- Judges: Anne Burrell; Tyler Florence;
- No. of contestants: 7
- Winner: La Toya Jackson
- Winning mentor: Tyler Florence
- Runner-up: Ian Ziering
- No. of episodes: 6

Release
- Original network: Food Network
- Original release: April 15 – May 20, 2018

Season chronology
- ← Previous Season 12 Next → Season 14

= Worst Cooks in America season 13 =

Worst Cooks in America 13, also known as Celebrity Edition 4, is the thirteenth season of the American competitive reality television series Worst Cooks in America. This is the fourth iteration of the celebrity editions. It premiered on Food Network on April 15, 2018 and concluded on May 20, 2018. La Toya Jackson was the winner of this season, with Ian Ziering as the runner-up.

** INFORMATION PROVIDED **
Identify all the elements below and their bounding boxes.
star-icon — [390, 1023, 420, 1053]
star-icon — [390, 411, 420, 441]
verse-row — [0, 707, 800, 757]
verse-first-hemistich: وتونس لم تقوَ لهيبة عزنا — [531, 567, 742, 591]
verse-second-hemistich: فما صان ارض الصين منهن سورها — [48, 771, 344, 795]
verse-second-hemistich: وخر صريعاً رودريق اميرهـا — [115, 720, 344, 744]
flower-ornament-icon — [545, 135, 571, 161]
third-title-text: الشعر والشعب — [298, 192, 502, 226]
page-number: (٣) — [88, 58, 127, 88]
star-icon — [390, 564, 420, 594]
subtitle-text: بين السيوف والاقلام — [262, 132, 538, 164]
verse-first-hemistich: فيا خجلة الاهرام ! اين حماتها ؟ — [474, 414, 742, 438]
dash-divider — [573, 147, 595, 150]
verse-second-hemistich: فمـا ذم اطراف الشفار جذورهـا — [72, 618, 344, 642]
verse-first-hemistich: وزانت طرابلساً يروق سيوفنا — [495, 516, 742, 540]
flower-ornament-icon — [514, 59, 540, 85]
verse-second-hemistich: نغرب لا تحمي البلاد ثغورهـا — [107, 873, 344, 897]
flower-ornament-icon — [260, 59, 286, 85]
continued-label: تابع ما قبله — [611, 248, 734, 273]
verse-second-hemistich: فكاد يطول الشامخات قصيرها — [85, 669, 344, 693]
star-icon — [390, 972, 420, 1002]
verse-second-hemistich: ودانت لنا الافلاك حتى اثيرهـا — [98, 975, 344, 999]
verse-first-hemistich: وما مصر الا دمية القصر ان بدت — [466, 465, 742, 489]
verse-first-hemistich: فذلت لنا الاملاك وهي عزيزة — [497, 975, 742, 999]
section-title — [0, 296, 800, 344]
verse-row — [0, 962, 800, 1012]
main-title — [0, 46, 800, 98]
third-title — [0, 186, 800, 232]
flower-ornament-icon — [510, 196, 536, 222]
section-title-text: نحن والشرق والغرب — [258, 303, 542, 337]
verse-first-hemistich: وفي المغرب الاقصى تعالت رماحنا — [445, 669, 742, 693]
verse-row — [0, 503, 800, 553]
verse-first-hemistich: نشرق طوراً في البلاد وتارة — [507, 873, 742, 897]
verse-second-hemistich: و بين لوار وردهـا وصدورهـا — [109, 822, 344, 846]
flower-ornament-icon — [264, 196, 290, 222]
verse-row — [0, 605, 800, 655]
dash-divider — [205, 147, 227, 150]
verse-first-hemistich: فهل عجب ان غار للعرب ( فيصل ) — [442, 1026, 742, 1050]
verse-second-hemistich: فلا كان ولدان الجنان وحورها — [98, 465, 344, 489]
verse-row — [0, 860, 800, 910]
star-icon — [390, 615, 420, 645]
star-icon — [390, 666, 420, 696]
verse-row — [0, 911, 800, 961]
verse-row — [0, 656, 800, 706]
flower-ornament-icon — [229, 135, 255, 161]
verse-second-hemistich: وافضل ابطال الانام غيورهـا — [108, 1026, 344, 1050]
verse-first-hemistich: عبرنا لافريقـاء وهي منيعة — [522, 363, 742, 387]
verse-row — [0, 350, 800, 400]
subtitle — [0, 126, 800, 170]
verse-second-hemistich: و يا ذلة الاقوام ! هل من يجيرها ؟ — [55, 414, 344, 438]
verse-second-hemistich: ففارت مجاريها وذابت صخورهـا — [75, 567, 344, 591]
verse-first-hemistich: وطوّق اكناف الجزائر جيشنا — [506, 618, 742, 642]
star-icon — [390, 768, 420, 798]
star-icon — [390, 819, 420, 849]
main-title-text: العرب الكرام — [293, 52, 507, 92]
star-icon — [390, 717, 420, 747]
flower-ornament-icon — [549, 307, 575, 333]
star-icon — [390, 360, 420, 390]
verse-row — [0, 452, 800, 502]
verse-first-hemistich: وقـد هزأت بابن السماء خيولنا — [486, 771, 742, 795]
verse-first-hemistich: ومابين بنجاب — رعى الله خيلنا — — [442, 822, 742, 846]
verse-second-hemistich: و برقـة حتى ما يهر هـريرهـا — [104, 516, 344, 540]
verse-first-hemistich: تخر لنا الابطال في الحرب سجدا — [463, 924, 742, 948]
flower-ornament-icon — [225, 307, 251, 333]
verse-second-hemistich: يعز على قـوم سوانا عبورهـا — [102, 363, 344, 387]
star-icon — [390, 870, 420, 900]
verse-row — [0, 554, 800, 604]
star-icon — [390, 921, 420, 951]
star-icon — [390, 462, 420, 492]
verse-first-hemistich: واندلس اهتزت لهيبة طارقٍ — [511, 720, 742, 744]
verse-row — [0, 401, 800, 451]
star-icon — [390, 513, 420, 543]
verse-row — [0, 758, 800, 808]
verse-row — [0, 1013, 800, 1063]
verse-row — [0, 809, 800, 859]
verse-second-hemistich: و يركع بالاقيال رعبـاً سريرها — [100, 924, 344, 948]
==
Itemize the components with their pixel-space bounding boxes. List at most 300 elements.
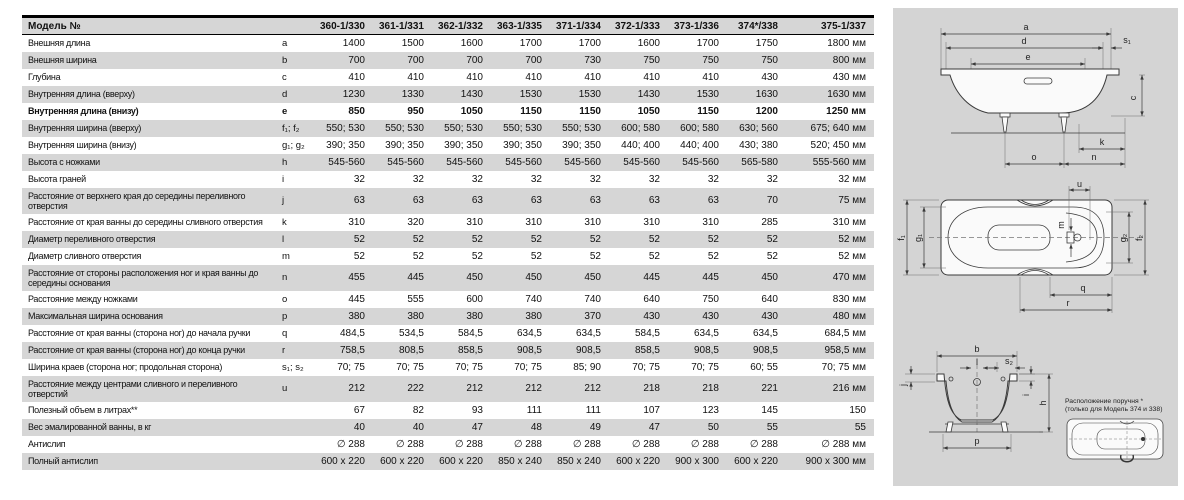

** WRITTEN REQUEST **
Copy the passage of the text on Worst Cooks in America season 13 between "Season chronology" and "as the runner-up.", inclusive.

** WRITTEN RESPONSE **
Season chronology
- ← Previous Season 12 Next → Season 14

= Worst Cooks in America season 13 =

Worst Cooks in America 13, also known as Celebrity Edition 4, is the thirteenth season of the American competitive reality television series Worst Cooks in America. This is the fourth iteration of the celebrity editions. It premiered on Food Network on April 15, 2018 and concluded on May 20, 2018. La Toya Jackson was the winner of this season, with Ian Ziering as the runner-up.